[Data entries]
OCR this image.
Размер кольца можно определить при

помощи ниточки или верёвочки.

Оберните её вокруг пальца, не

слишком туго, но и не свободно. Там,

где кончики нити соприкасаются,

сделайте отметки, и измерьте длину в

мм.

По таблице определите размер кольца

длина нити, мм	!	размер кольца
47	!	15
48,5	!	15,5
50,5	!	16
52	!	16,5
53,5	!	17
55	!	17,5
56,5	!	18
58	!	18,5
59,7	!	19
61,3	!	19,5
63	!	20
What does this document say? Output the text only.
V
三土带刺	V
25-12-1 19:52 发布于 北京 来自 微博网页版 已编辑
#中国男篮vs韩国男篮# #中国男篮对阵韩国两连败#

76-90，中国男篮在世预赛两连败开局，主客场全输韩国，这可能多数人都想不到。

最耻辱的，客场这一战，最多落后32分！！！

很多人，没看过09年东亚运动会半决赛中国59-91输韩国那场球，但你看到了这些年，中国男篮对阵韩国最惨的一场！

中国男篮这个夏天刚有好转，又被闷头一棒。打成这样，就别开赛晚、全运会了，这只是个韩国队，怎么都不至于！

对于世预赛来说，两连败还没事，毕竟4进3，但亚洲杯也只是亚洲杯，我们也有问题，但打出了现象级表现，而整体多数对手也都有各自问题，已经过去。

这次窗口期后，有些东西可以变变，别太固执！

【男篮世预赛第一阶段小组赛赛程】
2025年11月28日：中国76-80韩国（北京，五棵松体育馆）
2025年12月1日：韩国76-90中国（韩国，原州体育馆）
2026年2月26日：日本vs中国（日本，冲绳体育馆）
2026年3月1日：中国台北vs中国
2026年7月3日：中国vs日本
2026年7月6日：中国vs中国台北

### Given exercise
Using the listing above, locate the lines that hold "this" and copy each one.

### Answer
OCR this image.
What does this document say? Output the text only.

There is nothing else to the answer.